--- Begin GIVEN PASSAGE ---

Home  |  Search  |  Contact       
Presbyterian Voice Synod of Living Waters
  Volume 14 No. 6 Contents February 2004  
 

Ron Turner Is Presbyterian Poet, Lawyer, Teacher

by Ray Waddle

In 1995, Ron Turner — lawyer, father, Presbyterian, poet — had just won election as a Nashville city councilman after a long campaign. He was exhausted. He needed to get away before returning to face 15,000 new constituents.

So for four days, he went off and left the known world, living alone in a small hut in the rural Middle Tennessee hills at Penuel Ridge Retreat Center. No family, no TV, nobody. “It’s the only time in my life I’ve done such a thing,” he recalls. “The main thing I learned was I could do it. I thought I’d be bored. Instead, it was wonderful. I took long walks, played a guitar, ate when I was hungry, slept when I was sleepy.”

Turner’s spiritual retreat was one of a series of turning points in his life. Where others talk or dream of changing their lives, Turner goes for it. And he gives others the same advice. “Life is wonder-filled. It really is,” he says.

He was a busy lawyer for 20 years before quitting his full-time practice to do what he really loves, teaching. (He still practices law part-time.) He was writing nothing but legal briefs, year in year out, until he acknowledged the tug of his heart and started writing poetry. He published a book of poems called My Father My Sons and Me In Between in 1997 — a book about family life, God and the gift of time.

He decided to acknowledge an abiding interest in theology by diving in and getting his masters degree at Vanderbilt Divinity School. A faithful churchgoer at Hillsboro Presbyterian Church in Nashville, he decided to intensify his involvement by starting a men’s group there. It has been going every week since 1988. “I’m a feminist, a supporter of the ERA,” he says. “But there’s something valuable about men getting together to talk with men, women with women. Everything that’s said in our meetings is confidential. We meet at church, start on time, finish on time.”

Having grieved the death of his father in 1996 and endured a divorce in 2000, Turner now lives with a sense of adventure about the unfolding journey of life. “I don’t mean to be trite, but everything happens for a reason,” he says. “We might not have a clue about why. But looking back over things, you can see the hand of God in your life, see a thread. There’s a reason for everything.”

Turner, now 55, ended eight years on the Nashville Metro Council in August (2003). He’s glad he held elected office (he was re-elected in 1999), and he’s glad it’s over. “It’s an honor to be elected to represent your neighbors in a democracy — the highest honor,” he says. “The system works better than you might think. I learned to listen to people. It’s a lot like being in the ministry. People just need to be heard.”

His new freedom as a private citizen again means more time for writing and traveling. In June he spent a week in Cuba with a group of 18 students, faculty and others from Vanderbilt Divinity School. His eyes go wide at recalling the rich and disturbing contradictions of socialist life on the Caribbean island. “It’s the most beautiful — and the neediest — place I’ve ever seen,” he says. “There’s live music everywhere, and romance in the air — couples walking hand in hand — yet 50% unemployment. There’s passion, but oppression — church services, pockets of capitalism, but no free speech.”

--- End GIVEN PASSAGE ---
--- Begin THE INPUT ---

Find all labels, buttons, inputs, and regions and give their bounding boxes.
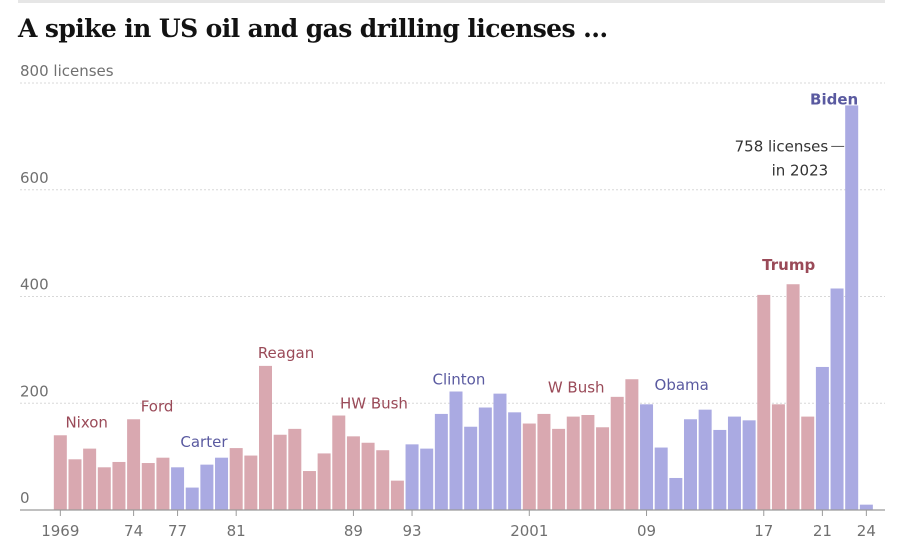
x-tick-label: 74	[124, 522, 143, 540]
bar-1981	[229, 448, 243, 510]
bar-1998	[478, 407, 492, 510]
x-tick-label: 1969	[41, 522, 79, 540]
president-label-clinton: Clinton	[432, 371, 485, 389]
bar-1985	[288, 428, 302, 510]
bar-2018	[771, 404, 785, 510]
president-label-obama: Obama	[655, 376, 709, 394]
bar-1990	[361, 442, 375, 510]
president-label-biden: Biden	[810, 90, 858, 108]
bar-2013	[698, 409, 712, 510]
bar-1995	[434, 413, 448, 510]
bar-1987	[317, 453, 331, 510]
bar-1971	[83, 448, 97, 510]
bar-2009	[640, 404, 654, 510]
chart-title: A spike in US oil and gas drilling licen…	[18, 14, 608, 43]
bar-1970	[68, 459, 82, 510]
president-label-ford: Ford	[141, 397, 174, 415]
bar-1969	[53, 435, 67, 510]
bar-1973	[112, 461, 126, 510]
bar-2004	[566, 416, 580, 510]
bar-2016	[742, 420, 756, 510]
x-tick-label: 24	[857, 522, 876, 540]
bar-1997	[464, 426, 478, 510]
annotation-text: in 2023	[772, 161, 829, 179]
bar-1986	[302, 471, 316, 510]
bar-1984	[273, 434, 287, 510]
bar-1993	[405, 444, 419, 510]
bar-2007	[610, 396, 624, 510]
x-tick-label: 17	[754, 522, 773, 540]
bar-1992	[390, 480, 404, 510]
bar-1996	[449, 391, 463, 510]
x-tick-label: 93	[403, 522, 422, 540]
bar-2000	[508, 412, 522, 510]
bar-2017	[757, 294, 771, 510]
bar-1999	[493, 393, 507, 510]
bar-1989	[346, 436, 360, 510]
bar-1974	[127, 419, 141, 510]
annotation-text: 758 licenses	[735, 137, 829, 155]
x-tick-label: 89	[344, 522, 363, 540]
x-tick-label: 81	[227, 522, 246, 540]
president-label-reagan: Reagan	[258, 344, 314, 362]
top-rule	[18, 0, 885, 3]
bar-2021	[815, 366, 829, 510]
x-tick-label: 2001	[510, 522, 548, 540]
bar-1982	[244, 455, 258, 510]
president-label-trump: Trump	[762, 256, 815, 274]
bar-1976	[156, 457, 170, 510]
president-label-nixon: Nixon	[65, 413, 108, 431]
bar-1978	[185, 487, 199, 510]
bar-1983	[258, 365, 272, 510]
bar-2022	[830, 288, 844, 510]
y-tick-label: 200	[20, 382, 49, 400]
bar-1988	[332, 415, 346, 510]
bar-1991	[376, 450, 390, 510]
bar-2006	[596, 427, 610, 510]
bar-2008	[625, 379, 639, 510]
bar-1994	[420, 448, 434, 510]
president-label-w-bush: W Bush	[548, 379, 605, 397]
bar-2012	[683, 419, 697, 510]
bar-2014	[713, 429, 727, 510]
bar-2020	[801, 416, 815, 510]
bar-1975	[141, 463, 155, 510]
bar-2015	[727, 416, 741, 510]
bar-2010	[654, 447, 668, 510]
y-tick-label: 0	[20, 489, 30, 507]
bar-1979	[200, 464, 214, 510]
bar-2024	[859, 504, 873, 510]
bar-2003	[552, 428, 566, 510]
president-label-hw-bush: HW Bush	[340, 395, 408, 413]
bar-1972	[97, 467, 111, 510]
bar-2011	[669, 477, 683, 510]
bar-1977	[171, 467, 185, 510]
x-tick-label: 09	[637, 522, 656, 540]
bar-2002	[537, 413, 551, 510]
y-tick-label: 400	[20, 276, 49, 294]
y-tick-label: 800 licenses	[20, 62, 114, 80]
y-tick-label: 600	[20, 169, 49, 187]
bar-2005	[581, 414, 595, 510]
bar-2023	[845, 105, 859, 510]
x-tick-label: 77	[168, 522, 187, 540]
bar-2019	[786, 284, 800, 510]
bar-1980	[215, 457, 229, 510]
x-tick-label: 21	[813, 522, 832, 540]
bar-2001	[522, 423, 536, 510]
president-label-carter: Carter	[180, 433, 228, 451]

--- End THE INPUT ---

• [WHAT YOU NEED TO DO]:
1. Duplicate the listing lines verbatim, starting at the line containing "522, 143, 540]" and ending at the line containing "382, 49, 400]", with both of those lines included.
2. Pick up the profile of Ron Turner after its final sentence and carry it forward.
The profile of Ron Turner and the listing come from unrelated sources.

• [SOLVED PROBLEMS]:
1.
x-tick-label: 74	[124, 522, 143, 540]
bar-1981	[229, 448, 243, 510]
bar-1998	[478, 407, 492, 510]
x-tick-label: 1969	[41, 522, 79, 540]
president-label-clinton: Clinton	[432, 371, 485, 389]
bar-1985	[288, 428, 302, 510]
bar-2018	[771, 404, 785, 510]
president-label-obama: Obama	[655, 376, 709, 394]
bar-1990	[361, 442, 375, 510]
president-label-biden: Biden	[810, 90, 858, 108]
bar-2013	[698, 409, 712, 510]
bar-1995	[434, 413, 448, 510]
bar-1987	[317, 453, 331, 510]
bar-1971	[83, 448, 97, 510]
bar-2009	[640, 404, 654, 510]
chart-title: A spike in US oil and gas drilling licen…	[18, 14, 608, 43]
bar-1970	[68, 459, 82, 510]
president-label-ford: Ford	[141, 397, 174, 415]
bar-1969	[53, 435, 67, 510]
bar-1973	[112, 461, 126, 510]
bar-2004	[566, 416, 580, 510]
bar-2016	[742, 420, 756, 510]
x-tick-label: 24	[857, 522, 876, 540]
bar-1997	[464, 426, 478, 510]
annotation-text: in 2023	[772, 161, 829, 179]
bar-1986	[302, 471, 316, 510]
bar-1984	[273, 434, 287, 510]
bar-1993	[405, 444, 419, 510]
bar-2007	[610, 396, 624, 510]
x-tick-label: 17	[754, 522, 773, 540]
bar-1992	[390, 480, 404, 510]
bar-1996	[449, 391, 463, 510]
x-tick-label: 93	[403, 522, 422, 540]
bar-2000	[508, 412, 522, 510]
bar-2017	[757, 294, 771, 510]
bar-1999	[493, 393, 507, 510]
bar-1989	[346, 436, 360, 510]
bar-1974	[127, 419, 141, 510]
annotation-text: 758 licenses	[735, 137, 829, 155]
x-tick-label: 89	[344, 522, 363, 540]
x-tick-label: 81	[227, 522, 246, 540]
president-label-reagan: Reagan	[258, 344, 314, 362]
top-rule	[18, 0, 885, 3]
bar-2021	[815, 366, 829, 510]
x-tick-label: 2001	[510, 522, 548, 540]
bar-1982	[244, 455, 258, 510]
president-label-trump: Trump	[762, 256, 815, 274]
bar-1976	[156, 457, 170, 510]
president-label-nixon: Nixon	[65, 413, 108, 431]
bar-1978	[185, 487, 199, 510]
bar-1983	[258, 365, 272, 510]
bar-2022	[830, 288, 844, 510]
y-tick-label: 200	[20, 382, 49, 400]

2.
The trip was a blur of juxtapositions — sumptuous meals, ugly poverty, stunning beaches, encounters with party-line Marxists and mini-skirted customs agents. Pessimism dominates the political mood: People are fretting about what Cuba will be like after the inevitable passing of the aging Fidel Castro. Will there be chaos, suffering, redemption?

As is his habit, Turner wrote down his swirling thoughts in a journal during his trip. After some early-morning anguish about Cuba’s political future, he wrote the following passage, giving him new insight into the nature of hope: “I prayed for an hour, looking at the blackness . . . I listened to the waves. I looked at the sky through the palm trees. And I realized there is no solution. There’s not meant to be. We have an eye-blink of time in this life — 70, 80, 90 years, if we’re lucky — and we do what we can while we’re here. That’s all. We aren’t called to solve the problems. We’re called to not lose hope. The contradictions I’ve been struggling with so much since I got here aren’t unique to Cuba. They’re inherent in creation. Love-fear, black-white, good-evil, are the way it is. But love always overcomes fear. Light always overcomes dark. Strike a single match in a dark room, and the dark goes away. Our call is to strike that match. If possible, we add a little tinder and kindling, but we aren’t ultimately in control of whether the flame grows. We just keep stoking it, no matter what.”

Ron Turner

Back in Tennessee, Turner is now assistant professor of criminal justice at Cumberland University in Lebanon, Tenn. It is the answer to the calling he had felt for years, a sense of vocation as a teacher. “Being in a classroom always fed my soul in a way that the courtroom or law office never did,” he says. “I knew I was being called away from law practice, and I have found that inner satisfaction, that calling, as a teacher.”

When the semester is over, Turner will give each of his (startled) students a copy of his book of poems, as a token of encouragement to get in touch with their own creativity. The book’s preface urges everyone to take up their own muse — writing, painting, photography, whittling, whatever — and find the courage to live up to their gifts. “Be free. Create,” he writes. “You’ll be more fun to be around and you’ll be a better lawyer (or whatever) as well.”

 

Ray Waddle’s new book, A Turbulent Peace, The Psalms for Our Time ($14)
may be ordered by calling 1-800-972-0433.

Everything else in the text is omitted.